Each entry below is to be duplicated verbatim.

[START Records shown]

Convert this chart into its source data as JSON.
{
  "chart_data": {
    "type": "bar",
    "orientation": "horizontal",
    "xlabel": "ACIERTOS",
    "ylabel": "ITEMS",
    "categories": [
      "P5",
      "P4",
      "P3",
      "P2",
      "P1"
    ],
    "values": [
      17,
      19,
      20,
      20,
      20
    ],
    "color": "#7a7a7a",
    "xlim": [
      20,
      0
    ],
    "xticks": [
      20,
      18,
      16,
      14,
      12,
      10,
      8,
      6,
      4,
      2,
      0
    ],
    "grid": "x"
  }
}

[END Records shown]

◆ **Answer to the task**
Convert this chart into its source data as JSON.
{
  "chart_data": {
    "type": "bar",
    "orientation": "horizontal",
    "xlabel": "ACIERTOS",
    "ylabel": "ITEMS",
    "categories": [
      "P5",
      "P4",
      "P3",
      "P2",
      "P1"
    ],
    "values": [
      17,
      19,
      20,
      20,
      20
    ],
    "color": "#7a7a7a",
    "xlim": [
      20,
      0
    ],
    "xticks": [
      20,
      18,
      16,
      14,
      12,
      10,
      8,
      6,
      4,
      2,
      0
    ],
    "grid": "x"
  }
}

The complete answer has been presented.